SET EXERCISE: Return the material below in full and exactly.

[Stored records]
Begin

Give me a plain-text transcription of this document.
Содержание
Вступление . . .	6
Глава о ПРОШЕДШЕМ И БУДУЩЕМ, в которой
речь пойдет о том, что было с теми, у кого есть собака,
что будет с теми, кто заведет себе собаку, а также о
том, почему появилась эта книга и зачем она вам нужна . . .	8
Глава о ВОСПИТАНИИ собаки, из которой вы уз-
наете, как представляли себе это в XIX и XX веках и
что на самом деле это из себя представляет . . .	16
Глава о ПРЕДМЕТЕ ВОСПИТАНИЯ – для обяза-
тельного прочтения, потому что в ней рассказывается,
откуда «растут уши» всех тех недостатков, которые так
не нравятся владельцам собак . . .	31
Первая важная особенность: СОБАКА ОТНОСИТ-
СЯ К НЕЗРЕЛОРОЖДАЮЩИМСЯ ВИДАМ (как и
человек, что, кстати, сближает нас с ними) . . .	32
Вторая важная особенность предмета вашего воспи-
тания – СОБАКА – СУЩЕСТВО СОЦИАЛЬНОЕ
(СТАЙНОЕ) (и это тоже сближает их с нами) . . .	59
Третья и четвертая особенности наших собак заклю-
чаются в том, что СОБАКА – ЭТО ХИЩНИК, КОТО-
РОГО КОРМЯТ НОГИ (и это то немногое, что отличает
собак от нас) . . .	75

End

RESULT OF THE TASK:
Give me a plain-text transcription of this document.
Содержание
Вступление . . .	6
Глава о ПРОШЕДШЕМ И БУДУЩЕМ, в которой
речь пойдет о том, что было с теми, у кого есть собака,
что будет с теми, кто заведет себе собаку, а также о
том, почему появилась эта книга и зачем она вам нужна . . .	8
Глава о ВОСПИТАНИИ собаки, из которой вы уз-
наете, как представляли себе это в XIX и XX веках и
что на самом деле это из себя представляет . . .	16
Глава о ПРЕДМЕТЕ ВОСПИТАНИЯ – для обяза-
тельного прочтения, потому что в ней рассказывается,
откуда «растут уши» всех тех недостатков, которые так
не нравятся владельцам собак . . .	31
Первая важная особенность: СОБАКА ОТНОСИТ-
СЯ К НЕЗРЕЛОРОЖДАЮЩИМСЯ ВИДАМ (как и
человек, что, кстати, сближает нас с ними) . . .	32
Вторая важная особенность предмета вашего воспи-
тания – СОБАКА – СУЩЕСТВО СОЦИАЛЬНОЕ
(СТАЙНОЕ) (и это тоже сближает их с нами) . . .	59
Третья и четвертая особенности наших собак заклю-
чаются в том, что СОБАКА – ЭТО ХИЩНИК, КОТО-
РОГО КОРМЯТ НОГИ (и это то немногое, что отличает
собак от нас) . . .	75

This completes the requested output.